#### [EXERCISE REQUIREMENTS]
Lift out all lines below that contain "Usage".

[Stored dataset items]

[start]

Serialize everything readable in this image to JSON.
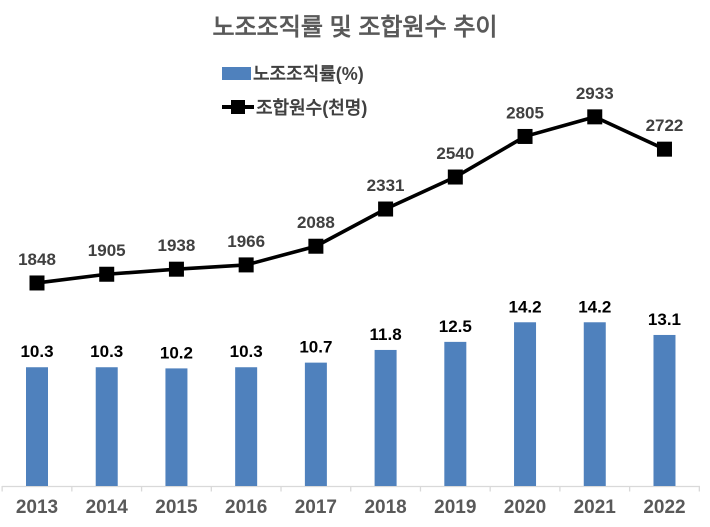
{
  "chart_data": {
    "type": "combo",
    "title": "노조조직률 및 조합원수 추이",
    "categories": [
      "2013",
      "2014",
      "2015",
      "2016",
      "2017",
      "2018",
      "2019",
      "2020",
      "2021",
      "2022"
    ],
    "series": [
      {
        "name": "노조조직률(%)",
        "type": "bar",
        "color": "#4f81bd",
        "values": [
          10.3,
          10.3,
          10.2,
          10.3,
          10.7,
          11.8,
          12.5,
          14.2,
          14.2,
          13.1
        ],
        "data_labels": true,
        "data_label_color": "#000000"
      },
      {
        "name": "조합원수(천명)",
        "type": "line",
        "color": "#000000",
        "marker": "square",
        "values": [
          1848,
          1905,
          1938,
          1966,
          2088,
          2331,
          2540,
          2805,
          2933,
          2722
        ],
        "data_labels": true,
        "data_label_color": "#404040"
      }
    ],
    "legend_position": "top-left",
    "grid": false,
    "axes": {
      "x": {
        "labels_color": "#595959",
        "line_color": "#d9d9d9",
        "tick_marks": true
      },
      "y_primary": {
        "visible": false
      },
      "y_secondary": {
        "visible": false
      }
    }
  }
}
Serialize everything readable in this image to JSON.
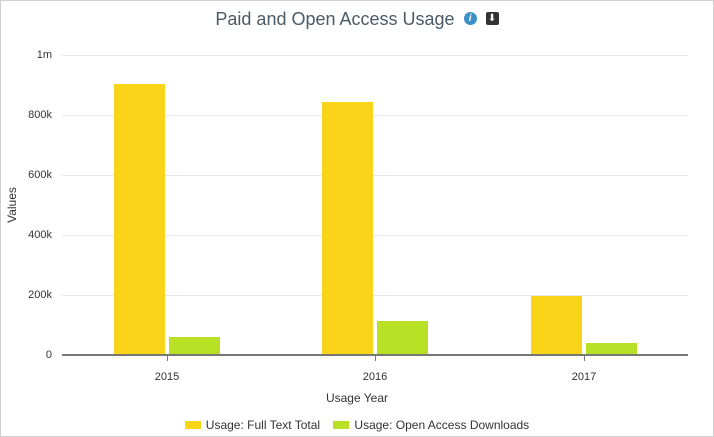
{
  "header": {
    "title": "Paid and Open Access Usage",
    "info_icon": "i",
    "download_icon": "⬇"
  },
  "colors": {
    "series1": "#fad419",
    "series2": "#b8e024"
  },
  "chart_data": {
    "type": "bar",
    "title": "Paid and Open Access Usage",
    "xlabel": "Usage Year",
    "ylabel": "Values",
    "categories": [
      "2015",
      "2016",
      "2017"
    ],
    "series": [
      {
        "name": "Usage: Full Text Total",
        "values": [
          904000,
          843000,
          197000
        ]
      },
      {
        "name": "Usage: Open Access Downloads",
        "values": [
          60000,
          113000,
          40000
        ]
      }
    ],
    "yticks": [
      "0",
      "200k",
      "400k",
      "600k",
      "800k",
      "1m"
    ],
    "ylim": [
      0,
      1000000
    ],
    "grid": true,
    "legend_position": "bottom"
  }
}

[end]

#### [COMPLETED EXERCISE]
    "title": "Paid and Open Access Usage",
    "title": "Paid and Open Access Usage",
    "xlabel": "Usage Year",
        "name": "Usage: Full Text Total",
        "name": "Usage: Open Access Downloads",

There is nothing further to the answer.